DIRECTION: Reproduce the records below exactly as they appear.
[begin RECORDS FOR THIS EXERCISE]
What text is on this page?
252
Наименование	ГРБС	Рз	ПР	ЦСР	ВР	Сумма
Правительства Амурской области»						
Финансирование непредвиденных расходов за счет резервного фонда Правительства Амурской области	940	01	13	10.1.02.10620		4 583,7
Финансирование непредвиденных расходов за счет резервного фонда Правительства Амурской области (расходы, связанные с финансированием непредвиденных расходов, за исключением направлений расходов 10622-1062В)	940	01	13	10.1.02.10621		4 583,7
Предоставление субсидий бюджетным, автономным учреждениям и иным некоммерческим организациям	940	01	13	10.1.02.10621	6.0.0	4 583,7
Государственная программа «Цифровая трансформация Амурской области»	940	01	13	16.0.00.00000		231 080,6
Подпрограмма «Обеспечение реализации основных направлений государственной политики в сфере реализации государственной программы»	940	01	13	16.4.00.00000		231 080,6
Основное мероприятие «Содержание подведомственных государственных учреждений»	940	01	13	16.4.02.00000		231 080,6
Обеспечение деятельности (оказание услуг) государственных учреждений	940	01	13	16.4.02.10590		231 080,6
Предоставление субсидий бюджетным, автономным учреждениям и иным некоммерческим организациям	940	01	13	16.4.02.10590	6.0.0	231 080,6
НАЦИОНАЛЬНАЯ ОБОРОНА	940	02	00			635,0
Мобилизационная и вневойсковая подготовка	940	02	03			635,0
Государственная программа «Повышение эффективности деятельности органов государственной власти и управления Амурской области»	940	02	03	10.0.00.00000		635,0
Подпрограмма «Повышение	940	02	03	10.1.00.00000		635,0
[end RECORDS FOR THIS EXERCISE]
COMPLETED EXERCISE:
What text is on this page?
252
Наименование	ГРБС	Рз	ПР	ЦСР	ВР	Сумма
Правительства Амурской области»						
Финансирование непредвиденных расходов за счет резервного фонда Правительства Амурской области	940	01	13	10.1.02.10620		4 583,7
Финансирование непредвиденных расходов за счет резервного фонда Правительства Амурской области (расходы, связанные с финансированием непредвиденных расходов, за исключением направлений расходов 10622-1062В)	940	01	13	10.1.02.10621		4 583,7
Предоставление субсидий бюджетным, автономным учреждениям и иным некоммерческим организациям	940	01	13	10.1.02.10621	6.0.0	4 583,7
Государственная программа «Цифровая трансформация Амурской области»	940	01	13	16.0.00.00000		231 080,6
Подпрограмма «Обеспечение реализации основных направлений государственной политики в сфере реализации государственной программы»	940	01	13	16.4.00.00000		231 080,6
Основное мероприятие «Содержание подведомственных государственных учреждений»	940	01	13	16.4.02.00000		231 080,6
Обеспечение деятельности (оказание услуг) государственных учреждений	940	01	13	16.4.02.10590		231 080,6
Предоставление субсидий бюджетным, автономным учреждениям и иным некоммерческим организациям	940	01	13	16.4.02.10590	6.0.0	231 080,6
НАЦИОНАЛЬНАЯ ОБОРОНА	940	02	00			635,0
Мобилизационная и вневойсковая подготовка	940	02	03			635,0
Государственная программа «Повышение эффективности деятельности органов государственной власти и управления Амурской области»	940	02	03	10.0.00.00000		635,0
Подпрограмма «Повышение	940	02	03	10.1.00.00000		635,0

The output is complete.